## Start Records
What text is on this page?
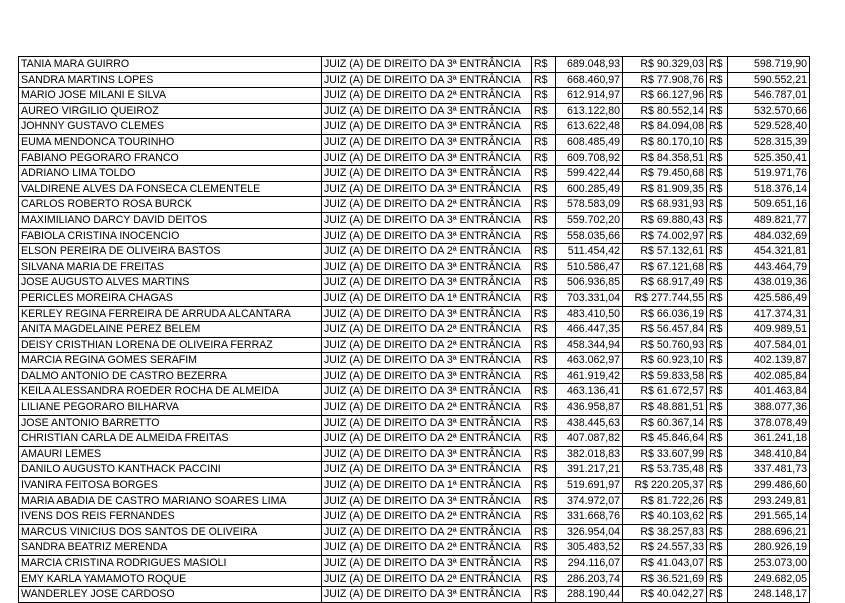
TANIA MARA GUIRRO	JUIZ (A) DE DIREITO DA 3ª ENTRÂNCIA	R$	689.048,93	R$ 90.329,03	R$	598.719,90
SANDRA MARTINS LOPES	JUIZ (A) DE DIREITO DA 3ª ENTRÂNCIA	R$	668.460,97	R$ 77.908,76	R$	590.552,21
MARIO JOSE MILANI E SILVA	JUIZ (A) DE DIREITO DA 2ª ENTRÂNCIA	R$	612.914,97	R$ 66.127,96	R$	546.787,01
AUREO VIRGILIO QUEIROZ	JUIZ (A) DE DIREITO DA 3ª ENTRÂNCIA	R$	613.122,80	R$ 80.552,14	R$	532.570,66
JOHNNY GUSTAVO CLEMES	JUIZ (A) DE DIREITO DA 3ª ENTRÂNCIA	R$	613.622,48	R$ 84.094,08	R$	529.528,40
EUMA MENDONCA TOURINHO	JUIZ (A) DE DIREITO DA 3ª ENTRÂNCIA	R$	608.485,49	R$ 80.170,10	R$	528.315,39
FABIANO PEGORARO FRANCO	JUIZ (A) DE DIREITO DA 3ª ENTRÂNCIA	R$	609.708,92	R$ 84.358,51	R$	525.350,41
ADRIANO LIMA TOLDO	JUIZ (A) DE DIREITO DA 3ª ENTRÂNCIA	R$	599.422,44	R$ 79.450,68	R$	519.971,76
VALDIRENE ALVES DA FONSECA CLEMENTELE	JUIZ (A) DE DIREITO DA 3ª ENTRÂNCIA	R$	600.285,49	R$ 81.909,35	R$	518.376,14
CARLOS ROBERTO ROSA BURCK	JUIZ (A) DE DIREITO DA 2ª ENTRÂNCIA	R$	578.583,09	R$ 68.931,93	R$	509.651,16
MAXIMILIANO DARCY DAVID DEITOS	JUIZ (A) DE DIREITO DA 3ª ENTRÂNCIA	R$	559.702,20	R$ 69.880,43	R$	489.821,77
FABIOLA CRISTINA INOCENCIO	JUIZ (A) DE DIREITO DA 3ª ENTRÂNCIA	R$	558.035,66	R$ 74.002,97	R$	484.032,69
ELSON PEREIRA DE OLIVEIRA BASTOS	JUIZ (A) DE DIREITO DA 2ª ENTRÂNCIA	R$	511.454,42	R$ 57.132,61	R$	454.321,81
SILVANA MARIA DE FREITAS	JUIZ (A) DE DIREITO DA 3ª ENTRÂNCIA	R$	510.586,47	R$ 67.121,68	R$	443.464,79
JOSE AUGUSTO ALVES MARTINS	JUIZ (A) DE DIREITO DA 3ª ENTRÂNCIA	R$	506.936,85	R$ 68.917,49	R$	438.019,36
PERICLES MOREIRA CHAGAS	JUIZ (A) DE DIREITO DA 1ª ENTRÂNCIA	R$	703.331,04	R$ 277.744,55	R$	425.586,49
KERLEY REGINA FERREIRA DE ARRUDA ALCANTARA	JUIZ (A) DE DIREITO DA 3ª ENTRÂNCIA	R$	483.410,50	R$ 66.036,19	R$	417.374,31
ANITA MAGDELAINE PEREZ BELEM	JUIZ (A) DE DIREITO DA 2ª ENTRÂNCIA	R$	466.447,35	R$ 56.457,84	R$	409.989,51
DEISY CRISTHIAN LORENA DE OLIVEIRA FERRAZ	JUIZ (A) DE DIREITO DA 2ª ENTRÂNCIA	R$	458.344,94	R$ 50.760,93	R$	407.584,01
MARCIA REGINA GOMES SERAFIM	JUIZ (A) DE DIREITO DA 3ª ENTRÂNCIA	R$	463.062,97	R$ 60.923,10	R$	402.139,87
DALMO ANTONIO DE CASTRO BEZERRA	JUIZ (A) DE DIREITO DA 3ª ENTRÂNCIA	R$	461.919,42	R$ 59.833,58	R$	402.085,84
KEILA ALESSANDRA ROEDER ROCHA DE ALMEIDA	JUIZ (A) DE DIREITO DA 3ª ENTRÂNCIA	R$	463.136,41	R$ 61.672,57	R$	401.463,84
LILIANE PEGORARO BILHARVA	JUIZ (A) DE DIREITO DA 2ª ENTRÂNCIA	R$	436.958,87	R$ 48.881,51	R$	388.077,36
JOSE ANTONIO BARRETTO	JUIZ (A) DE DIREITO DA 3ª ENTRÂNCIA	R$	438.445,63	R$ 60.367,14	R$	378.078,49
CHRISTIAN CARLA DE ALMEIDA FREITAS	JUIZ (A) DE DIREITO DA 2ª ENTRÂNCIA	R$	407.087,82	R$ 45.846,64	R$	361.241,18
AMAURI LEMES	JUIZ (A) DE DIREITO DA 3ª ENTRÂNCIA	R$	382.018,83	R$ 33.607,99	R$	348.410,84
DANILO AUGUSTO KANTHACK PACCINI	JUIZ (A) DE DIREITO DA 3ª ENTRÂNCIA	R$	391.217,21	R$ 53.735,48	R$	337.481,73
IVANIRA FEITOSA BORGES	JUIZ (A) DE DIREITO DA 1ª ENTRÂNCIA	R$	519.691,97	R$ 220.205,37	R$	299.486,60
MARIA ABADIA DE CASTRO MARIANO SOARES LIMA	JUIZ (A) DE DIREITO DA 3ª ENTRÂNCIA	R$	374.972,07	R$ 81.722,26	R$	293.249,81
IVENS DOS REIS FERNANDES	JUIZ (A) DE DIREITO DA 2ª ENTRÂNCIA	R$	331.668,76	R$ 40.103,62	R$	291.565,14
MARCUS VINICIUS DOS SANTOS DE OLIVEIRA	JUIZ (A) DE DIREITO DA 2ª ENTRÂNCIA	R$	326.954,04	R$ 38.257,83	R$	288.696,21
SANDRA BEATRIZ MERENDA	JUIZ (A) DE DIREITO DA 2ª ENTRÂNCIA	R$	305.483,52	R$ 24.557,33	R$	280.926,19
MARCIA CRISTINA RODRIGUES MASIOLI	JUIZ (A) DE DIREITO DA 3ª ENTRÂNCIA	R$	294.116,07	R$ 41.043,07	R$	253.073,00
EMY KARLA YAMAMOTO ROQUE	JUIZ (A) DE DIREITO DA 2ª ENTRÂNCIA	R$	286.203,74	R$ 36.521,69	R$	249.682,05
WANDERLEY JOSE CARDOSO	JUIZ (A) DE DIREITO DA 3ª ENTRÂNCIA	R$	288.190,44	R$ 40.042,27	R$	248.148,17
## End Records
## Start Records
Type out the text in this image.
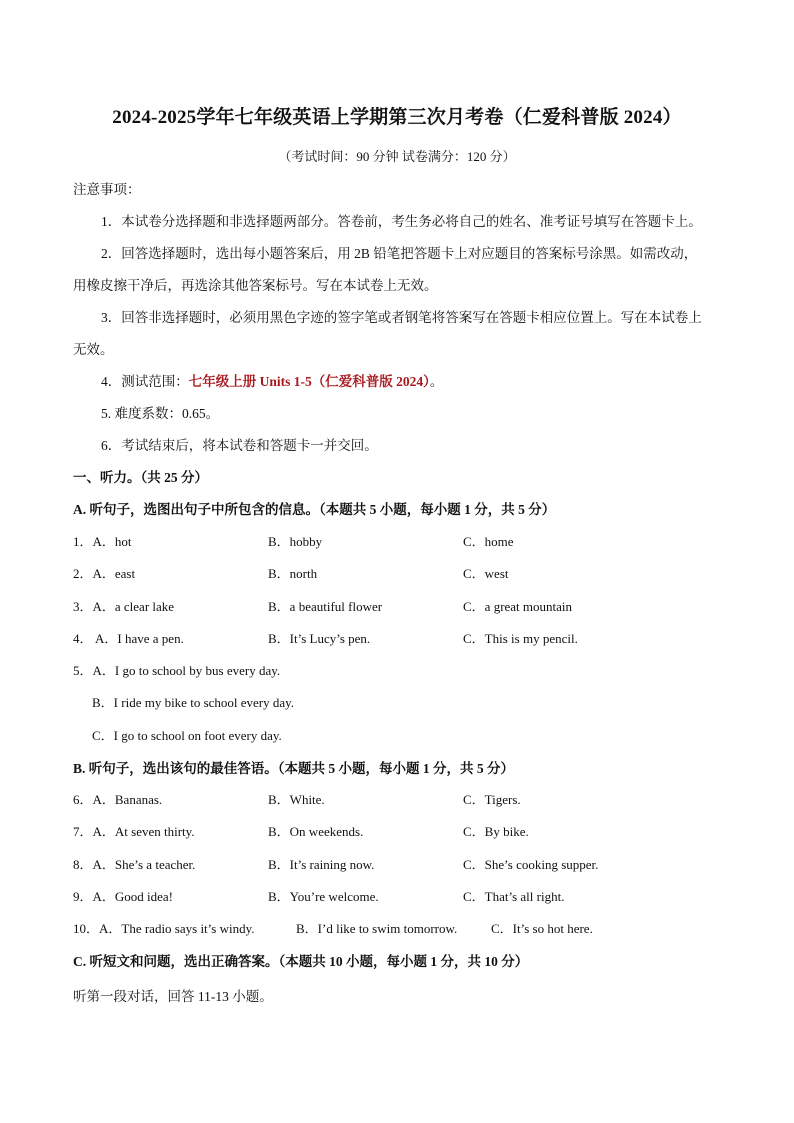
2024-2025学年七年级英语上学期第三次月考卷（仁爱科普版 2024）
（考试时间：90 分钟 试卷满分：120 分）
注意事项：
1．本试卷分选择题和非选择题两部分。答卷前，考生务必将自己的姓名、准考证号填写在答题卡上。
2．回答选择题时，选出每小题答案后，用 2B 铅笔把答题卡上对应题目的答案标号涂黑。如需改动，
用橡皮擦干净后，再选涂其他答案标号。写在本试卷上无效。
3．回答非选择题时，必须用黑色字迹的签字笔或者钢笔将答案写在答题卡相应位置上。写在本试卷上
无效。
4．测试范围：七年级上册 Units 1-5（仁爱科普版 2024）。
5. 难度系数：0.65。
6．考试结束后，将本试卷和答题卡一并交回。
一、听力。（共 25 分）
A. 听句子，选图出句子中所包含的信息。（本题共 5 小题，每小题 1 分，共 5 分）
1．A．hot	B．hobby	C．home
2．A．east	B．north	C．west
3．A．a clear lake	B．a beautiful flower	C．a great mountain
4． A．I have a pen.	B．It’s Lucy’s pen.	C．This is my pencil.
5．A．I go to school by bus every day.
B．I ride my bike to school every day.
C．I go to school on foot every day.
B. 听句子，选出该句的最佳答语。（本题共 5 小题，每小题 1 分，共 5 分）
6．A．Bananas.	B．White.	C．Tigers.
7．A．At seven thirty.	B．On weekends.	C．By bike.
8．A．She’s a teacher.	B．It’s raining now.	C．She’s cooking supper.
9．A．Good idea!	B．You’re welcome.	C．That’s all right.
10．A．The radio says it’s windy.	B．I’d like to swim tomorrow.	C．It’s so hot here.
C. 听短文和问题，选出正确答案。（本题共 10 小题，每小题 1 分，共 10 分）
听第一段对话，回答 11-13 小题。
## End Records
## Start Records
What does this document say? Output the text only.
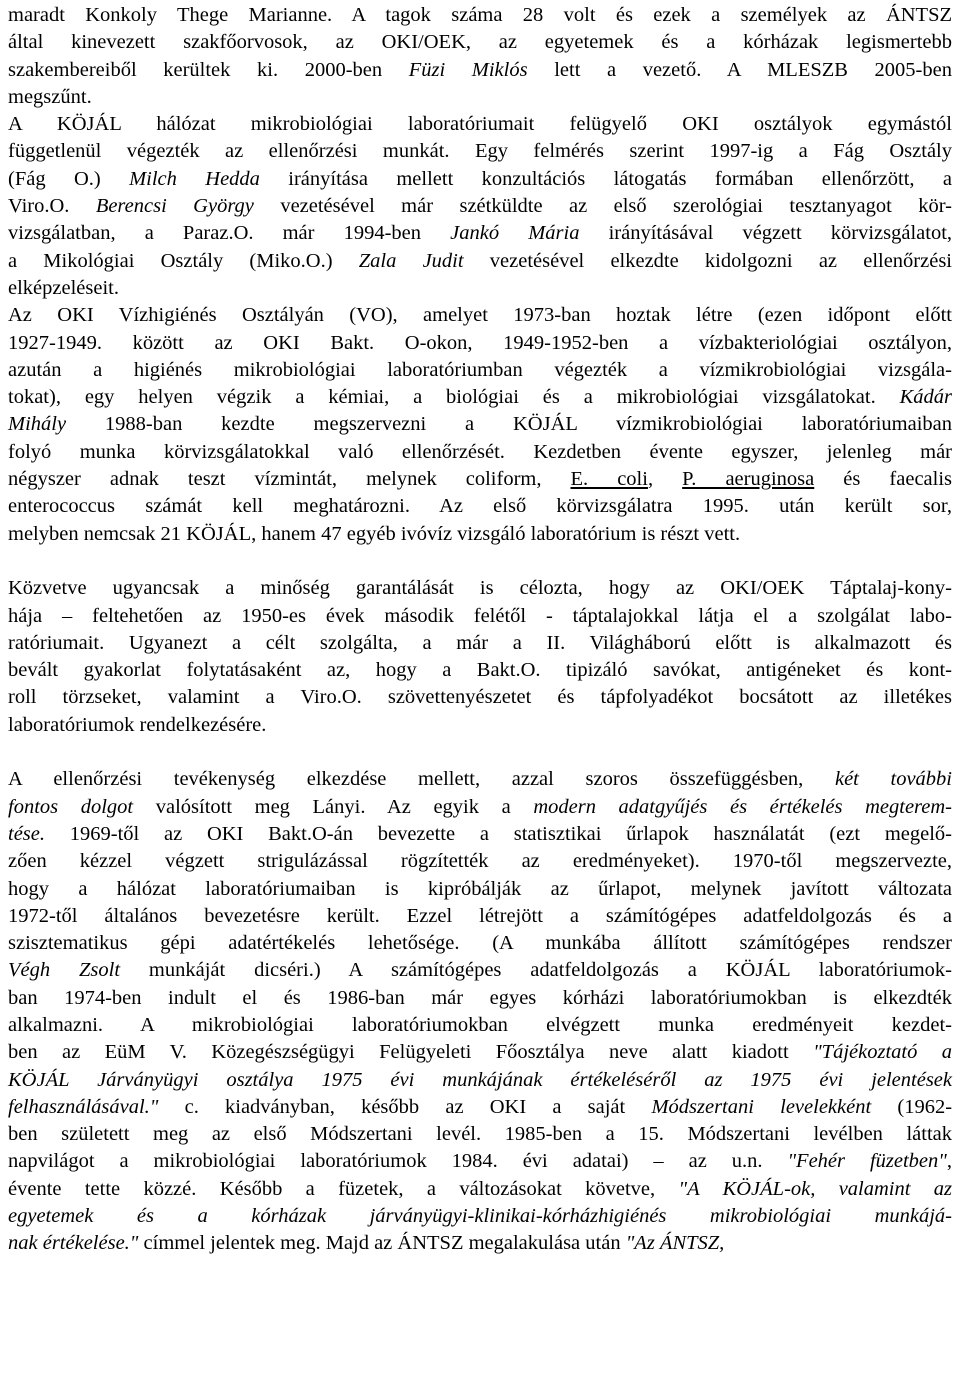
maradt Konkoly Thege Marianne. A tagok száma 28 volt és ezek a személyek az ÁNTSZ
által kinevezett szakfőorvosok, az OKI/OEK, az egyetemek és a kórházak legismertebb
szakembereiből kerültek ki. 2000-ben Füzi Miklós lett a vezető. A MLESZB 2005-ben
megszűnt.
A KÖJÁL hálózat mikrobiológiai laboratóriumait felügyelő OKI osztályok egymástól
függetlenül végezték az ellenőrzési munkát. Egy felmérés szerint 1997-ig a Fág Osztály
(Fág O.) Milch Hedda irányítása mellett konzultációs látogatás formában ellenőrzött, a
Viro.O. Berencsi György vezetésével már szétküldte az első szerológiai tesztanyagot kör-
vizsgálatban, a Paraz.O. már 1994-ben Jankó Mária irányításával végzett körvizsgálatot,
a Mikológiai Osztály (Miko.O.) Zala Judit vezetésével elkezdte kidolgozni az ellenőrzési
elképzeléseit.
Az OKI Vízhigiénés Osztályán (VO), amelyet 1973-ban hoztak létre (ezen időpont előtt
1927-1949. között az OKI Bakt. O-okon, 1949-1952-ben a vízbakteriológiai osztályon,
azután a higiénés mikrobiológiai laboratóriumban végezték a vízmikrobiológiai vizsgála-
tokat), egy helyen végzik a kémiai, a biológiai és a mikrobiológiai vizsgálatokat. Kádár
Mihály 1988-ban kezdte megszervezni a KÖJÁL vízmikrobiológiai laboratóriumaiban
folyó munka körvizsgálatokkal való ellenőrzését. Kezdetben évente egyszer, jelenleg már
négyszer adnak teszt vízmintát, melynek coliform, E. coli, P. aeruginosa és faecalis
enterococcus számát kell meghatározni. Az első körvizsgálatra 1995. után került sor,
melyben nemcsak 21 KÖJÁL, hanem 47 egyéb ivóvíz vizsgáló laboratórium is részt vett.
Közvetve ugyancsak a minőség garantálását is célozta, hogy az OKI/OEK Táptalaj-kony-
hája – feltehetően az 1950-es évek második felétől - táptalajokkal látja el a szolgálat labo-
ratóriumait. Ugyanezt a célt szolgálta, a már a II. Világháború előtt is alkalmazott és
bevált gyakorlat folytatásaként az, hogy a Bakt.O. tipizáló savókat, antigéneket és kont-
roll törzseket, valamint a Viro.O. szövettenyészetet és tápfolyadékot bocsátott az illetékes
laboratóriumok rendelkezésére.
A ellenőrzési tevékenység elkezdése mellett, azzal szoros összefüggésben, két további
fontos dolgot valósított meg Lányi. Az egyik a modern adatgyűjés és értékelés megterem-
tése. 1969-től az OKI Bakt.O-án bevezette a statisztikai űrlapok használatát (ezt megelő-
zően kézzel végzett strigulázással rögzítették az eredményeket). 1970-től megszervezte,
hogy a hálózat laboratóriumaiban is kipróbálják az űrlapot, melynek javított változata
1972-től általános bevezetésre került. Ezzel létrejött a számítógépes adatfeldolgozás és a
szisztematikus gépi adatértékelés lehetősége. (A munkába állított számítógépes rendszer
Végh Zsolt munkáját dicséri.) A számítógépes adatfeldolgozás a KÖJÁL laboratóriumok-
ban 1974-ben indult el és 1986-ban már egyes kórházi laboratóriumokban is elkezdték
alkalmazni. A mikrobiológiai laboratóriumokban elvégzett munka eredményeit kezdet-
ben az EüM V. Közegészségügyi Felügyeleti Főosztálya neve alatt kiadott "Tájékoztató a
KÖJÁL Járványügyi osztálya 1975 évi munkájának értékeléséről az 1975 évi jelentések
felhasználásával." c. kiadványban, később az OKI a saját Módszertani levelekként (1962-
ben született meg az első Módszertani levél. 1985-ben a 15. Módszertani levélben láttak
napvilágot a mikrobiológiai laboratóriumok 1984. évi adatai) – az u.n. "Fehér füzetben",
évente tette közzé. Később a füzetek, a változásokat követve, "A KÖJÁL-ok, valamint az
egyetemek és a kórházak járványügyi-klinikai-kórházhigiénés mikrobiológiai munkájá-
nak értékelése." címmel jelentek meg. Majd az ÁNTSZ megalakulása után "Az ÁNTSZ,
## End Records
Task >>
Of the lines in the records, how many contain the word "hogy"? Answer with the number and nothing else.

Full solution >>
3